(Data extracted from a collection)
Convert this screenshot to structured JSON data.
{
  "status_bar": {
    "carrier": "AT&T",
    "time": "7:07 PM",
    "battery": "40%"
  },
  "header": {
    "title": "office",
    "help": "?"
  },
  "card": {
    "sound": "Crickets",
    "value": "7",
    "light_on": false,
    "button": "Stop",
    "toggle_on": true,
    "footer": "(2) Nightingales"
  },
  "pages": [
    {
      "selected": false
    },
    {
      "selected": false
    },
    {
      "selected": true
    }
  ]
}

> What to do: Would you write down every record again, exactly?

> Output below:
Convert this screenshot to structured JSON data.
{
  "status_bar": {
    "carrier": "AT&T",
    "time": "7:07 PM",
    "battery": "40%"
  },
  "header": {
    "title": "office",
    "help": "?"
  },
  "card": {
    "sound": "Crickets",
    "value": "7",
    "light_on": false,
    "button": "Stop",
    "toggle_on": true,
    "footer": "(2) Nightingales"
  },
  "pages": [
    {
      "selected": false
    },
    {
      "selected": false
    },
    {
      "selected": true
    }
  ]
}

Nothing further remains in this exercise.